Raw records:
━━━━━━━━━━━━━━━━

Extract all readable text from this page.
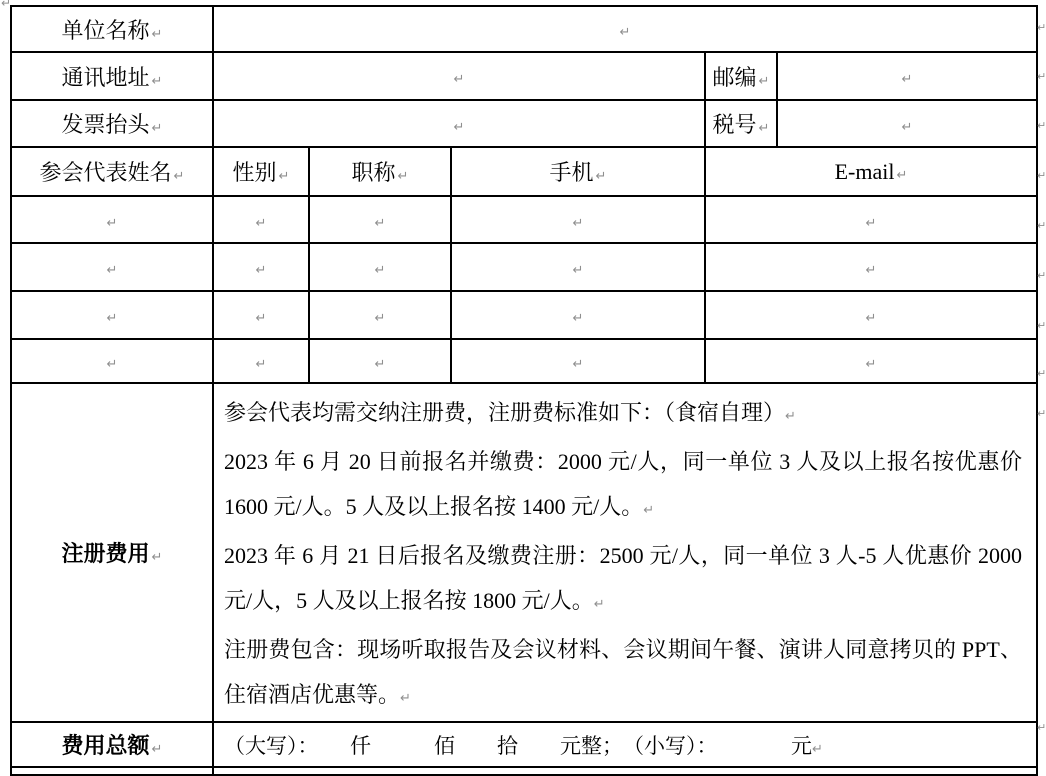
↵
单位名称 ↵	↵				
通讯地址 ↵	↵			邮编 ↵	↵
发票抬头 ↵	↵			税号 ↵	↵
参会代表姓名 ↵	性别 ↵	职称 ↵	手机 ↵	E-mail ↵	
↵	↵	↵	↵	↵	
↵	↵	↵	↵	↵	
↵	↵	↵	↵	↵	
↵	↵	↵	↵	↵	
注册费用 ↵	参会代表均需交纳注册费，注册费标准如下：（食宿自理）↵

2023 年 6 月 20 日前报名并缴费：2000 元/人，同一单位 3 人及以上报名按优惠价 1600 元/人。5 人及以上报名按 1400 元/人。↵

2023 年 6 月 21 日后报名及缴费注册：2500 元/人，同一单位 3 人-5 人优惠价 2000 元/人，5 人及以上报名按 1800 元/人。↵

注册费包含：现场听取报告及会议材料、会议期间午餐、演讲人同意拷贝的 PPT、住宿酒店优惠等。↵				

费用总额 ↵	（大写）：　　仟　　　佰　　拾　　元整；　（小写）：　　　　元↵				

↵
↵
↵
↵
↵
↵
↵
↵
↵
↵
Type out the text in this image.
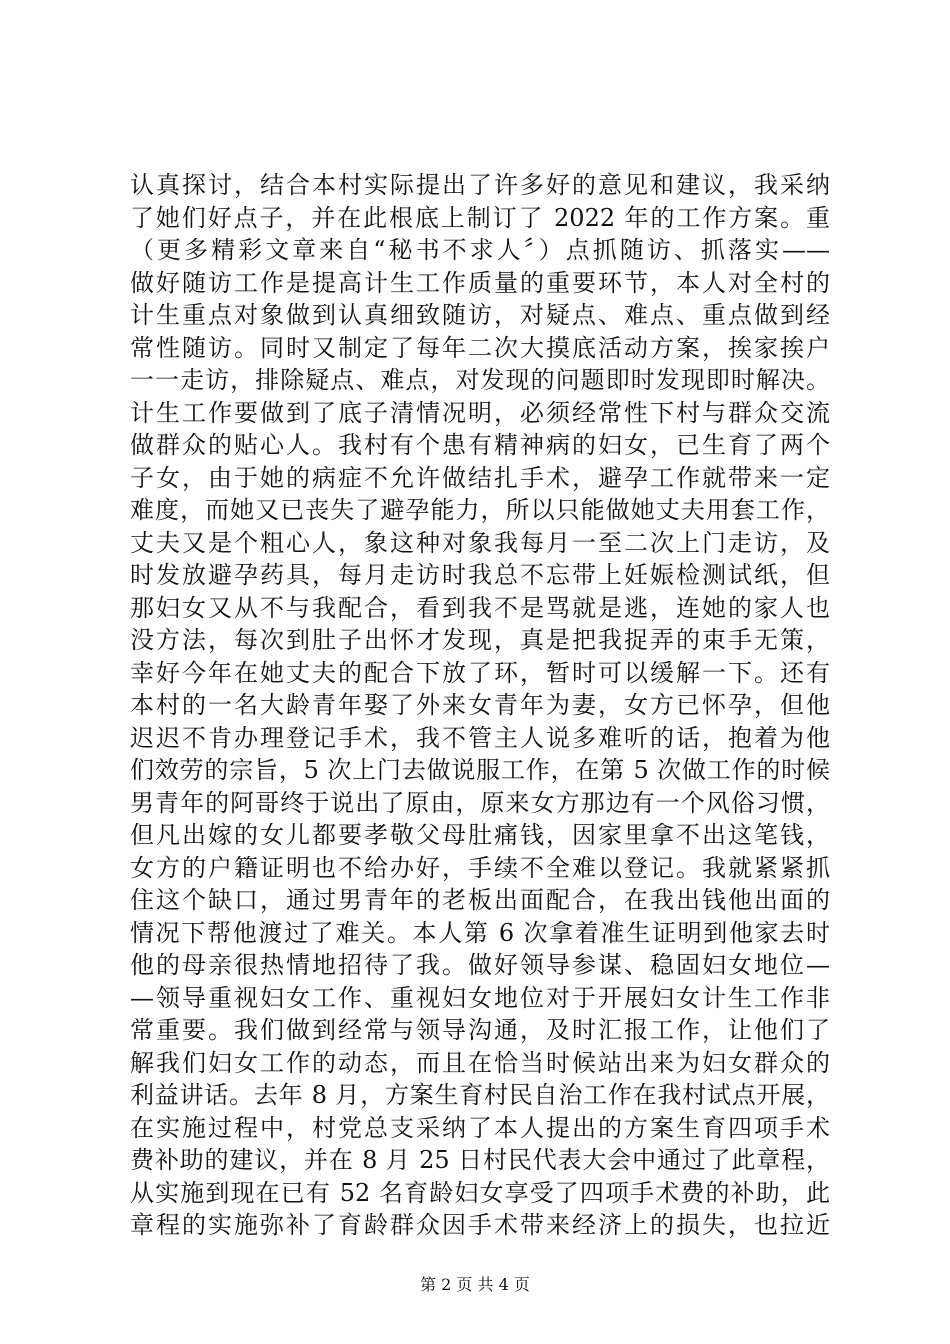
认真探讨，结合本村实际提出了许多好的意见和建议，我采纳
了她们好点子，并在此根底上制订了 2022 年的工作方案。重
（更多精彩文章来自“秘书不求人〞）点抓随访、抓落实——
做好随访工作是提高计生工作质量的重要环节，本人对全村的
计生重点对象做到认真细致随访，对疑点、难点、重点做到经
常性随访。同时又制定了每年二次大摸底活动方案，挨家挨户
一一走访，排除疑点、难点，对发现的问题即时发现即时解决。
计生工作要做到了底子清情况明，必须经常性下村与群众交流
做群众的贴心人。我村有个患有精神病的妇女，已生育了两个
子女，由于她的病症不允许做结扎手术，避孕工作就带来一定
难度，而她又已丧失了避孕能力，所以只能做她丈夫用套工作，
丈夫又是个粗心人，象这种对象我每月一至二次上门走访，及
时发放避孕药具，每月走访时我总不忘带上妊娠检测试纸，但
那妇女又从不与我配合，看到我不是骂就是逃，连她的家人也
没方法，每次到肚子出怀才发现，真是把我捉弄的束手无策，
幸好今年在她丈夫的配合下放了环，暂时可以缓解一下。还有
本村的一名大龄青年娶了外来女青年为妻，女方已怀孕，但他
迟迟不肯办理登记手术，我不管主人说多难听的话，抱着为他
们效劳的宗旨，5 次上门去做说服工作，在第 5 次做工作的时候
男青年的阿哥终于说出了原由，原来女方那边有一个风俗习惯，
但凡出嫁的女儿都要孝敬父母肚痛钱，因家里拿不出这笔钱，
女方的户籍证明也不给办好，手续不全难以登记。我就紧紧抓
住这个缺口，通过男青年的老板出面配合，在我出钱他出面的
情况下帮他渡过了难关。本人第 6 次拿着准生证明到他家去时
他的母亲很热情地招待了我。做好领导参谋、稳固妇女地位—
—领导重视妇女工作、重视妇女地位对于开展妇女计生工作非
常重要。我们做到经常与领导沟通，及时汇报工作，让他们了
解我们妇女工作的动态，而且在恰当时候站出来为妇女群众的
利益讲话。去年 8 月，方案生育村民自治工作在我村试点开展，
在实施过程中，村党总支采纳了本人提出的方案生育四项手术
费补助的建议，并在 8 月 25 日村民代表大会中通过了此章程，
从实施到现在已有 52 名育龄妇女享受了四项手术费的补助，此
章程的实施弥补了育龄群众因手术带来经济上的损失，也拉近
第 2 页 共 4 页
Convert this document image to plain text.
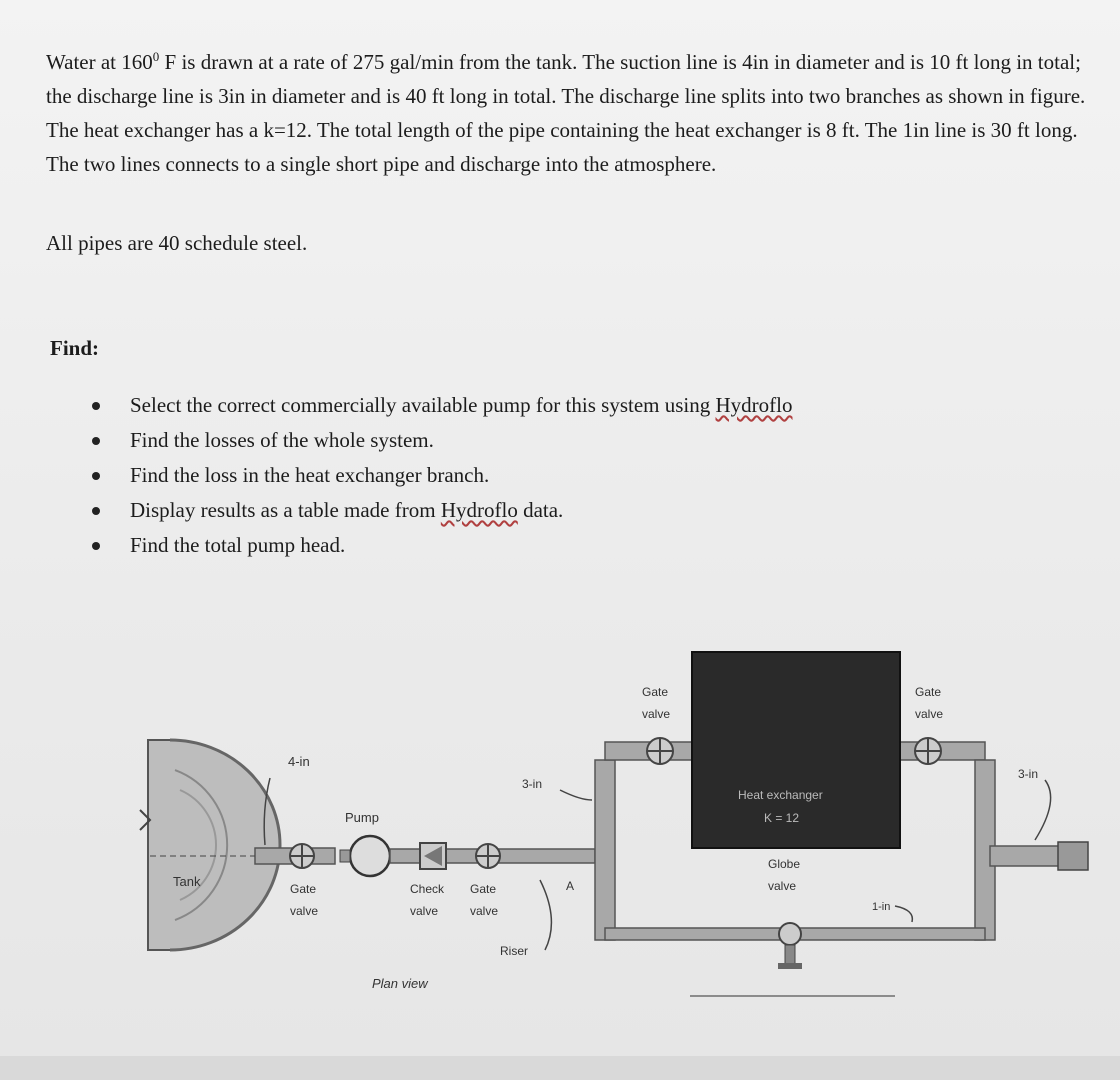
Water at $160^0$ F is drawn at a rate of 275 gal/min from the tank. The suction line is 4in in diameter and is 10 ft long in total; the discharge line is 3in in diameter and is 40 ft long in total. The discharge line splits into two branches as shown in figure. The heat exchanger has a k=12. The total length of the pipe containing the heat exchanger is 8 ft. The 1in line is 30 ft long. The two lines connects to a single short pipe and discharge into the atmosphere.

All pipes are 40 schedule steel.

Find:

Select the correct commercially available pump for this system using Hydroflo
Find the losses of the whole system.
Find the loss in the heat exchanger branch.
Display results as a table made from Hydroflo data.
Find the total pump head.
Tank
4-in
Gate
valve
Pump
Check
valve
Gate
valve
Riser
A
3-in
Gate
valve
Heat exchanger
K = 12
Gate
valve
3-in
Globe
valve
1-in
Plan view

━━━━━━━━━━━━━━━━

■ **WORK TO BE COMPLETED**
Transcribe the material as is, with images omitted.

■ **SOLUTION TO THE EXERCISE**
Extract all readable text from this page.
↵
单位名称 ↵	↵				
通讯地址 ↵	↵			邮编 ↵	↵
发票抬头 ↵	↵			税号 ↵	↵
参会代表姓名 ↵	性别 ↵	职称 ↵	手机 ↵	E-mail ↵	
↵	↵	↵	↵	↵	
↵	↵	↵	↵	↵	
↵	↵	↵	↵	↵	
↵	↵	↵	↵	↵	
注册费用 ↵	参会代表均需交纳注册费，注册费标准如下：（食宿自理）↵

2023 年 6 月 20 日前报名并缴费：2000 元/人，同一单位 3 人及以上报名按优惠价 1600 元/人。5 人及以上报名按 1400 元/人。↵

2023 年 6 月 21 日后报名及缴费注册：2500 元/人，同一单位 3 人-5 人优惠价 2000 元/人，5 人及以上报名按 1800 元/人。↵

注册费包含：现场听取报告及会议材料、会议期间午餐、演讲人同意拷贝的 PPT、住宿酒店优惠等。↵				

费用总额 ↵	（大写）：　　仟　　　佰　　拾　　元整；　（小写）：　　　　元↵				

↵
↵
↵
↵
↵
↵
↵
↵
↵
↵
Type out the text in this image.
认真探讨，结合本村实际提出了许多好的意见和建议，我采纳
了她们好点子，并在此根底上制订了 2022 年的工作方案。重
（更多精彩文章来自“秘书不求人〞）点抓随访、抓落实——
做好随访工作是提高计生工作质量的重要环节，本人对全村的
计生重点对象做到认真细致随访，对疑点、难点、重点做到经
常性随访。同时又制定了每年二次大摸底活动方案，挨家挨户
一一走访，排除疑点、难点，对发现的问题即时发现即时解决。
计生工作要做到了底子清情况明，必须经常性下村与群众交流
做群众的贴心人。我村有个患有精神病的妇女，已生育了两个
子女，由于她的病症不允许做结扎手术，避孕工作就带来一定
难度，而她又已丧失了避孕能力，所以只能做她丈夫用套工作，
丈夫又是个粗心人，象这种对象我每月一至二次上门走访，及
时发放避孕药具，每月走访时我总不忘带上妊娠检测试纸，但
那妇女又从不与我配合，看到我不是骂就是逃，连她的家人也
没方法，每次到肚子出怀才发现，真是把我捉弄的束手无策，
幸好今年在她丈夫的配合下放了环，暂时可以缓解一下。还有
本村的一名大龄青年娶了外来女青年为妻，女方已怀孕，但他
迟迟不肯办理登记手术，我不管主人说多难听的话，抱着为他
们效劳的宗旨，5 次上门去做说服工作，在第 5 次做工作的时候
男青年的阿哥终于说出了原由，原来女方那边有一个风俗习惯，
但凡出嫁的女儿都要孝敬父母肚痛钱，因家里拿不出这笔钱，
女方的户籍证明也不给办好，手续不全难以登记。我就紧紧抓
住这个缺口，通过男青年的老板出面配合，在我出钱他出面的
情况下帮他渡过了难关。本人第 6 次拿着准生证明到他家去时
他的母亲很热情地招待了我。做好领导参谋、稳固妇女地位—
—领导重视妇女工作、重视妇女地位对于开展妇女计生工作非
常重要。我们做到经常与领导沟通，及时汇报工作，让他们了
解我们妇女工作的动态，而且在恰当时候站出来为妇女群众的
利益讲话。去年 8 月，方案生育村民自治工作在我村试点开展，
在实施过程中，村党总支采纳了本人提出的方案生育四项手术
费补助的建议，并在 8 月 25 日村民代表大会中通过了此章程，
从实施到现在已有 52 名育龄妇女享受了四项手术费的补助，此
章程的实施弥补了育龄群众因手术带来经济上的损失，也拉近
第 2 页 共 4 页
Convert this document image to plain text.
Water at $160^0$ F is drawn at a rate of 275 gal/min from the tank. The suction line is 4in in diameter and is 10 ft long in total; the discharge line is 3in in diameter and is 40 ft long in total. The discharge line splits into two branches as shown in figure. The heat exchanger has a k=12. The total length of the pipe containing the heat exchanger is 8 ft. The 1in line is 30 ft long. The two lines connects to a single short pipe and discharge into the atmosphere.

All pipes are 40 schedule steel.

Find:

Select the correct commercially available pump for this system using Hydroflo
Find the losses of the whole system.
Find the loss in the heat exchanger branch.
Display results as a table made from Hydroflo data.
Find the total pump head.
Tank
4-in
Gate
valve
Pump
Check
valve
Gate
valve
Riser
A
3-in
Gate
valve
Heat exchanger
K = 12
Gate
valve
3-in
Globe
valve
1-in
Plan view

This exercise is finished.